[Records that describe figures]
· · · ·

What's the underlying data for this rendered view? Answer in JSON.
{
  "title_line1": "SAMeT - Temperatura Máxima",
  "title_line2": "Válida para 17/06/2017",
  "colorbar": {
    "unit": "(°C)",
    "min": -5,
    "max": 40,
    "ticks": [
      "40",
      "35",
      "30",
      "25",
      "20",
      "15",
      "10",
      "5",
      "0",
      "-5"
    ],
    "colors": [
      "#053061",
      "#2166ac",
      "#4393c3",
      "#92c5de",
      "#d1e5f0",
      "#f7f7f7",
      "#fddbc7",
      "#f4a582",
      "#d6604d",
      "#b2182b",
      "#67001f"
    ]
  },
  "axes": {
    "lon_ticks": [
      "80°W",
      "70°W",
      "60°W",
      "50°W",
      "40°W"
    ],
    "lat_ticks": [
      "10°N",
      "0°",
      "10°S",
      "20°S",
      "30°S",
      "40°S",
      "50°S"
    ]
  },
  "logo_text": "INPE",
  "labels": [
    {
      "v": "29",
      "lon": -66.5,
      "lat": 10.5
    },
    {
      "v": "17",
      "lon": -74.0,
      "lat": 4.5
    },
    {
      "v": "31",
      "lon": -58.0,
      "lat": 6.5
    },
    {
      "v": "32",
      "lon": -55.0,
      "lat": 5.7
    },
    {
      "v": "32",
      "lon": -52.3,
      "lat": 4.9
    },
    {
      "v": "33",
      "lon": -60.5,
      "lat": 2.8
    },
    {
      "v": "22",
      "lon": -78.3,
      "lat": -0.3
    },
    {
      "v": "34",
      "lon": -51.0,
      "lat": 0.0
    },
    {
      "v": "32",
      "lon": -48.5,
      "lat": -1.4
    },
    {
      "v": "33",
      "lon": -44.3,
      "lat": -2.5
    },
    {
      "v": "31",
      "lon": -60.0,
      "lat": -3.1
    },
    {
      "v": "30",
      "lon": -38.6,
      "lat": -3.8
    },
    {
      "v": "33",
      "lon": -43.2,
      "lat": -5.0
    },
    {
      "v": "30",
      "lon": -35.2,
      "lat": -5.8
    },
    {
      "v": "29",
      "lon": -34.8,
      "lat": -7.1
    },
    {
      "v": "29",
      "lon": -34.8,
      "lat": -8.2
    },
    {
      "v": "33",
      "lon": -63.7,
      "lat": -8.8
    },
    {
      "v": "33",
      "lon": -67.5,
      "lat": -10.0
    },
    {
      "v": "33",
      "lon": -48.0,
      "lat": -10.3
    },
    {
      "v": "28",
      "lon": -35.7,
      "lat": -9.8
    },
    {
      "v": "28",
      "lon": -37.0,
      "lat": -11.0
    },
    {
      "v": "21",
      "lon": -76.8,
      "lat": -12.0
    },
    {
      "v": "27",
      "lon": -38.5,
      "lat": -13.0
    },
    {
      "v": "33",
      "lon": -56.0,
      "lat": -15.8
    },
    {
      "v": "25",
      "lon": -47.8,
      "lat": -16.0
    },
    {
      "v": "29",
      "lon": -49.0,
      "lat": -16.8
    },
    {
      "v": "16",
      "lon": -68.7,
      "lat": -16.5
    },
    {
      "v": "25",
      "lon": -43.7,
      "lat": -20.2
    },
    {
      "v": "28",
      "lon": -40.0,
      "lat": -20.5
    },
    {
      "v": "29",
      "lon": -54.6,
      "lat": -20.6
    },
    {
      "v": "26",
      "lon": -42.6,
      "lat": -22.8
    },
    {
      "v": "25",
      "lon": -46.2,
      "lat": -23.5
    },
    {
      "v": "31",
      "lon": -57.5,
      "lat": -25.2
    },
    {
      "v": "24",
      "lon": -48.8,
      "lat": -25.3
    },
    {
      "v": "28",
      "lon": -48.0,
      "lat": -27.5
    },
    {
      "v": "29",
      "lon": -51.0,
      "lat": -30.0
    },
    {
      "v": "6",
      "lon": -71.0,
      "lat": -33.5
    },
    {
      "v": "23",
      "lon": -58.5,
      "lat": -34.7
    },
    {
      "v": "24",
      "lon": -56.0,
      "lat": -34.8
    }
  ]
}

· · · ·

Copy the material above back out, exactly as written.

What's the underlying data for this rendered view? Answer in JSON.
{
  "title_line1": "SAMeT - Temperatura Máxima",
  "title_line2": "Válida para 17/06/2017",
  "colorbar": {
    "unit": "(°C)",
    "min": -5,
    "max": 40,
    "ticks": [
      "40",
      "35",
      "30",
      "25",
      "20",
      "15",
      "10",
      "5",
      "0",
      "-5"
    ],
    "colors": [
      "#053061",
      "#2166ac",
      "#4393c3",
      "#92c5de",
      "#d1e5f0",
      "#f7f7f7",
      "#fddbc7",
      "#f4a582",
      "#d6604d",
      "#b2182b",
      "#67001f"
    ]
  },
  "axes": {
    "lon_ticks": [
      "80°W",
      "70°W",
      "60°W",
      "50°W",
      "40°W"
    ],
    "lat_ticks": [
      "10°N",
      "0°",
      "10°S",
      "20°S",
      "30°S",
      "40°S",
      "50°S"
    ]
  },
  "logo_text": "INPE",
  "labels": [
    {
      "v": "29",
      "lon": -66.5,
      "lat": 10.5
    },
    {
      "v": "17",
      "lon": -74.0,
      "lat": 4.5
    },
    {
      "v": "31",
      "lon": -58.0,
      "lat": 6.5
    },
    {
      "v": "32",
      "lon": -55.0,
      "lat": 5.7
    },
    {
      "v": "32",
      "lon": -52.3,
      "lat": 4.9
    },
    {
      "v": "33",
      "lon": -60.5,
      "lat": 2.8
    },
    {
      "v": "22",
      "lon": -78.3,
      "lat": -0.3
    },
    {
      "v": "34",
      "lon": -51.0,
      "lat": 0.0
    },
    {
      "v": "32",
      "lon": -48.5,
      "lat": -1.4
    },
    {
      "v": "33",
      "lon": -44.3,
      "lat": -2.5
    },
    {
      "v": "31",
      "lon": -60.0,
      "lat": -3.1
    },
    {
      "v": "30",
      "lon": -38.6,
      "lat": -3.8
    },
    {
      "v": "33",
      "lon": -43.2,
      "lat": -5.0
    },
    {
      "v": "30",
      "lon": -35.2,
      "lat": -5.8
    },
    {
      "v": "29",
      "lon": -34.8,
      "lat": -7.1
    },
    {
      "v": "29",
      "lon": -34.8,
      "lat": -8.2
    },
    {
      "v": "33",
      "lon": -63.7,
      "lat": -8.8
    },
    {
      "v": "33",
      "lon": -67.5,
      "lat": -10.0
    },
    {
      "v": "33",
      "lon": -48.0,
      "lat": -10.3
    },
    {
      "v": "28",
      "lon": -35.7,
      "lat": -9.8
    },
    {
      "v": "28",
      "lon": -37.0,
      "lat": -11.0
    },
    {
      "v": "21",
      "lon": -76.8,
      "lat": -12.0
    },
    {
      "v": "27",
      "lon": -38.5,
      "lat": -13.0
    },
    {
      "v": "33",
      "lon": -56.0,
      "lat": -15.8
    },
    {
      "v": "25",
      "lon": -47.8,
      "lat": -16.0
    },
    {
      "v": "29",
      "lon": -49.0,
      "lat": -16.8
    },
    {
      "v": "16",
      "lon": -68.7,
      "lat": -16.5
    },
    {
      "v": "25",
      "lon": -43.7,
      "lat": -20.2
    },
    {
      "v": "28",
      "lon": -40.0,
      "lat": -20.5
    },
    {
      "v": "29",
      "lon": -54.6,
      "lat": -20.6
    },
    {
      "v": "26",
      "lon": -42.6,
      "lat": -22.8
    },
    {
      "v": "25",
      "lon": -46.2,
      "lat": -23.5
    },
    {
      "v": "31",
      "lon": -57.5,
      "lat": -25.2
    },
    {
      "v": "24",
      "lon": -48.8,
      "lat": -25.3
    },
    {
      "v": "28",
      "lon": -48.0,
      "lat": -27.5
    },
    {
      "v": "29",
      "lon": -51.0,
      "lat": -30.0
    },
    {
      "v": "6",
      "lon": -71.0,
      "lat": -33.5
    },
    {
      "v": "23",
      "lon": -58.5,
      "lat": -34.7
    },
    {
      "v": "24",
      "lon": -56.0,
      "lat": -34.8
    }
  ]
}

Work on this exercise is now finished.